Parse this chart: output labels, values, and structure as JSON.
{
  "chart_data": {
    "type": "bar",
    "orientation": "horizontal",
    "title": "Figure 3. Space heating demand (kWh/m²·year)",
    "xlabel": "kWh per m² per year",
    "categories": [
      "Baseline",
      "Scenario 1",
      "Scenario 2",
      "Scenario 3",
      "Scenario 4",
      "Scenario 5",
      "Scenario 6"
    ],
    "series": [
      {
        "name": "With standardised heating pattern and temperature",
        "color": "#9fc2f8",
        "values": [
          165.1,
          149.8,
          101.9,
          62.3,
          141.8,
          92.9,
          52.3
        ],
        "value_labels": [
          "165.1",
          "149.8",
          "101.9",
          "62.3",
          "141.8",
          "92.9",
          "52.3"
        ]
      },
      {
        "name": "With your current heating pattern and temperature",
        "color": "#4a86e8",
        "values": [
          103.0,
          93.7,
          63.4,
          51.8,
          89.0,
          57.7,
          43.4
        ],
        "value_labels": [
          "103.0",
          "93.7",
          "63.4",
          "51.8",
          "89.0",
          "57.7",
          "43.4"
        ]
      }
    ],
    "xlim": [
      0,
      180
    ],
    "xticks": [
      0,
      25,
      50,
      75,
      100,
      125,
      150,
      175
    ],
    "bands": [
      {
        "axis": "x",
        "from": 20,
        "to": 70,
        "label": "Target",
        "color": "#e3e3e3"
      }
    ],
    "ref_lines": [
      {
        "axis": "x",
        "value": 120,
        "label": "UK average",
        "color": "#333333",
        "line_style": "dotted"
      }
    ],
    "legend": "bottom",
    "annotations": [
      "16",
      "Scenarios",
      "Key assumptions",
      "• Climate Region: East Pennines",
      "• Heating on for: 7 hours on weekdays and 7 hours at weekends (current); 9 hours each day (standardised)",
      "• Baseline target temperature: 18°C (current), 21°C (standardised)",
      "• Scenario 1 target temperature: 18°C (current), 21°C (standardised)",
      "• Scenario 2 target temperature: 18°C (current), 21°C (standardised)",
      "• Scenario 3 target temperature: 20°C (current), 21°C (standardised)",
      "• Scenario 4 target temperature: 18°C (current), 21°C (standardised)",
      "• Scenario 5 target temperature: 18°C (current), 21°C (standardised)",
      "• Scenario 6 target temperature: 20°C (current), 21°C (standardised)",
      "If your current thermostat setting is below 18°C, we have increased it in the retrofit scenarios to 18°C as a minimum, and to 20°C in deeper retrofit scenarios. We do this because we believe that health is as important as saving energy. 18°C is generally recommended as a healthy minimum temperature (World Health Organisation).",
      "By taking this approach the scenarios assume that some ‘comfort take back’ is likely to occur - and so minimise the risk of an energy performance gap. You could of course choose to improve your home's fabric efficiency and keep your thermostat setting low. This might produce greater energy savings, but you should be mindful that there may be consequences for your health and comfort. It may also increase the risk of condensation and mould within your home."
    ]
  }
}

-*-

• [WRITTEN TASK]: Write out the material exactly as given.

• [TASK RESULT]:
Parse this chart: output labels, values, and structure as JSON.
{
  "chart_data": {
    "type": "bar",
    "orientation": "horizontal",
    "title": "Figure 3. Space heating demand (kWh/m²·year)",
    "xlabel": "kWh per m² per year",
    "categories": [
      "Baseline",
      "Scenario 1",
      "Scenario 2",
      "Scenario 3",
      "Scenario 4",
      "Scenario 5",
      "Scenario 6"
    ],
    "series": [
      {
        "name": "With standardised heating pattern and temperature",
        "color": "#9fc2f8",
        "values": [
          165.1,
          149.8,
          101.9,
          62.3,
          141.8,
          92.9,
          52.3
        ],
        "value_labels": [
          "165.1",
          "149.8",
          "101.9",
          "62.3",
          "141.8",
          "92.9",
          "52.3"
        ]
      },
      {
        "name": "With your current heating pattern and temperature",
        "color": "#4a86e8",
        "values": [
          103.0,
          93.7,
          63.4,
          51.8,
          89.0,
          57.7,
          43.4
        ],
        "value_labels": [
          "103.0",
          "93.7",
          "63.4",
          "51.8",
          "89.0",
          "57.7",
          "43.4"
        ]
      }
    ],
    "xlim": [
      0,
      180
    ],
    "xticks": [
      0,
      25,
      50,
      75,
      100,
      125,
      150,
      175
    ],
    "bands": [
      {
        "axis": "x",
        "from": 20,
        "to": 70,
        "label": "Target",
        "color": "#e3e3e3"
      }
    ],
    "ref_lines": [
      {
        "axis": "x",
        "value": 120,
        "label": "UK average",
        "color": "#333333",
        "line_style": "dotted"
      }
    ],
    "legend": "bottom",
    "annotations": [
      "16",
      "Scenarios",
      "Key assumptions",
      "• Climate Region: East Pennines",
      "• Heating on for: 7 hours on weekdays and 7 hours at weekends (current); 9 hours each day (standardised)",
      "• Baseline target temperature: 18°C (current), 21°C (standardised)",
      "• Scenario 1 target temperature: 18°C (current), 21°C (standardised)",
      "• Scenario 2 target temperature: 18°C (current), 21°C (standardised)",
      "• Scenario 3 target temperature: 20°C (current), 21°C (standardised)",
      "• Scenario 4 target temperature: 18°C (current), 21°C (standardised)",
      "• Scenario 5 target temperature: 18°C (current), 21°C (standardised)",
      "• Scenario 6 target temperature: 20°C (current), 21°C (standardised)",
      "If your current thermostat setting is below 18°C, we have increased it in the retrofit scenarios to 18°C as a minimum, and to 20°C in deeper retrofit scenarios. We do this because we believe that health is as important as saving energy. 18°C is generally recommended as a healthy minimum temperature (World Health Organisation).",
      "By taking this approach the scenarios assume that some ‘comfort take back’ is likely to occur - and so minimise the risk of an energy performance gap. You could of course choose to improve your home's fabric efficiency and keep your thermostat setting low. This might produce greater energy savings, but you should be mindful that there may be consequences for your health and comfort. It may also increase the risk of condensation and mould within your home."
    ]
  }
}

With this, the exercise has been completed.